* [OBJECTIVE]: Would you transcribe the listing that follows, character for character, and omit its images?
--- Start EXTRACTED RECORDS ---
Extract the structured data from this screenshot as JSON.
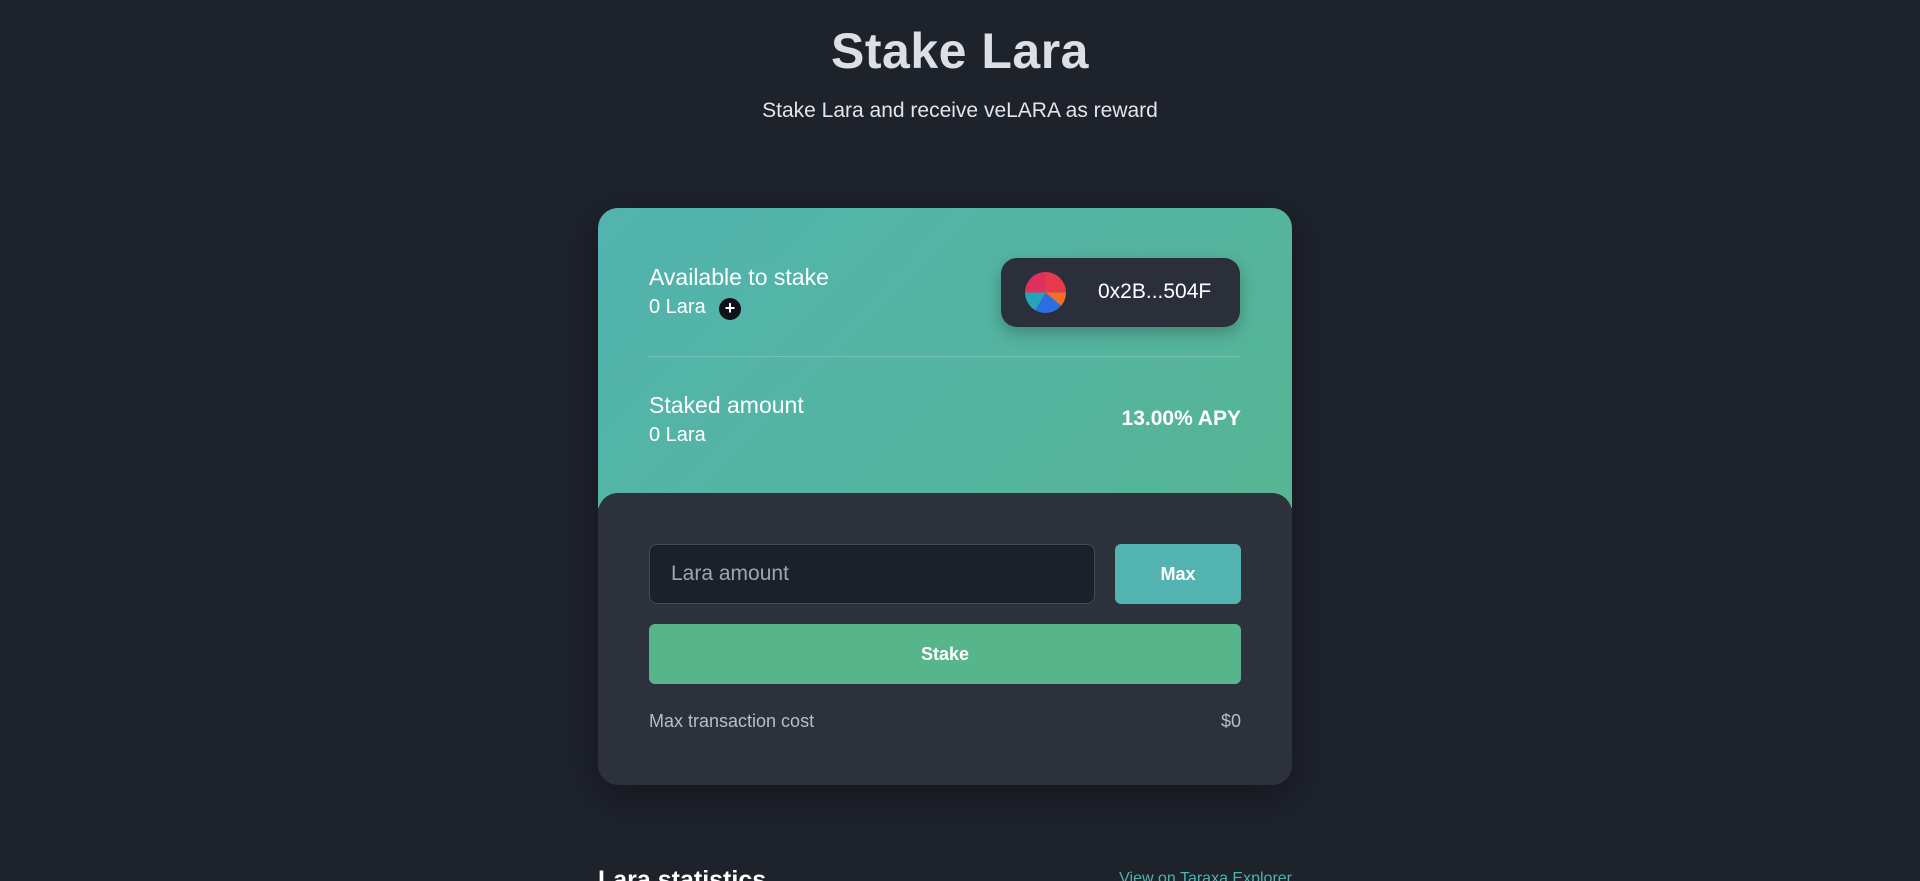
{
  "header": {
    "title": "Stake Lara",
    "subtitle": "Stake Lara and receive veLARA as reward"
  },
  "card": {
    "available": {
      "label": "Available to stake",
      "value": "0 Lara"
    },
    "wallet": {
      "address": "0x2B...504F"
    },
    "staked": {
      "label": "Staked amount",
      "value": "0 Lara"
    },
    "apy": "13.00% APY",
    "form": {
      "amount_placeholder": "Lara amount",
      "amount_value": "",
      "max_label": "Max",
      "stake_label": "Stake"
    },
    "cost": {
      "label": "Max transaction cost",
      "value": "$0"
    }
  },
  "stats": {
    "title": "Lara statistics",
    "explorer_link": "View on Taraxa Explorer"
  },
  "colors": {
    "background": "#1e222b",
    "card_gradient_start": "#52b3b0",
    "card_gradient_end": "#56b593",
    "accent_teal": "#52b3b0",
    "accent_green": "#56b58a"
  },
  "icons": {
    "add": "plus-icon",
    "wallet_avatar": "avatar"
  }
}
--- End EXTRACTED RECORDS ---
* [RESULT FOR THIS TASK]:
Extract the structured data from this screenshot as JSON.
{
  "header": {
    "title": "Stake Lara",
    "subtitle": "Stake Lara and receive veLARA as reward"
  },
  "card": {
    "available": {
      "label": "Available to stake",
      "value": "0 Lara"
    },
    "wallet": {
      "address": "0x2B...504F"
    },
    "staked": {
      "label": "Staked amount",
      "value": "0 Lara"
    },
    "apy": "13.00% APY",
    "form": {
      "amount_placeholder": "Lara amount",
      "amount_value": "",
      "max_label": "Max",
      "stake_label": "Stake"
    },
    "cost": {
      "label": "Max transaction cost",
      "value": "$0"
    }
  },
  "stats": {
    "title": "Lara statistics",
    "explorer_link": "View on Taraxa Explorer"
  },
  "colors": {
    "background": "#1e222b",
    "card_gradient_start": "#52b3b0",
    "card_gradient_end": "#56b593",
    "accent_teal": "#52b3b0",
    "accent_green": "#56b58a"
  },
  "icons": {
    "add": "plus-icon",
    "wallet_avatar": "avatar"
  }
}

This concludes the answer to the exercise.